> Task to complete: Lines that hold the string "условий" are to be counted; give only their number.

> Records to process:
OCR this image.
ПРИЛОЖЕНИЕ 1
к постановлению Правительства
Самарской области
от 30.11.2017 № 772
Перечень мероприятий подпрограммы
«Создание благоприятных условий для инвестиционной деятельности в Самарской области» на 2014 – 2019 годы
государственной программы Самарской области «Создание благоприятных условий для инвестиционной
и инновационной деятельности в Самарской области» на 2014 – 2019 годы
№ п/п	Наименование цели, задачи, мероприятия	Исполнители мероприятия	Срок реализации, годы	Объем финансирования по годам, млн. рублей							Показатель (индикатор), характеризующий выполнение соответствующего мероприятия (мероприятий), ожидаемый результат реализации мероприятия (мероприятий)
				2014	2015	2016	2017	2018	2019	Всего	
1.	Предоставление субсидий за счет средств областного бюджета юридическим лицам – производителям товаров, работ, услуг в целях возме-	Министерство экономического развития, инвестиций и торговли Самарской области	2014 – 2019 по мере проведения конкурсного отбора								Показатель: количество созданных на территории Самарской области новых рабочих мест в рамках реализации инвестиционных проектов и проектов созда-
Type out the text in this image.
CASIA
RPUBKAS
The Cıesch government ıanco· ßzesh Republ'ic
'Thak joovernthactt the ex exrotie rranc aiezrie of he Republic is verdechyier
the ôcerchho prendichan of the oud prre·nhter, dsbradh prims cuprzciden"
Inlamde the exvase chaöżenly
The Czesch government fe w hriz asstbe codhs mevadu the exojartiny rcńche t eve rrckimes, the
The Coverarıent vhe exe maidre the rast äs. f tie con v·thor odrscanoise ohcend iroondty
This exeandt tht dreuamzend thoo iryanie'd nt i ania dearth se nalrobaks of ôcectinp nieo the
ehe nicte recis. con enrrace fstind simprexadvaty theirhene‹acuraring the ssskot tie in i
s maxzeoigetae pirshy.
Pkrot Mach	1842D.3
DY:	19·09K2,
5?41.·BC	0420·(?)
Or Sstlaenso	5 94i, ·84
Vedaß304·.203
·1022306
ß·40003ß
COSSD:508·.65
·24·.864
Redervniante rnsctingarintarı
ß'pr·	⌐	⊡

> Solution to the problem: 2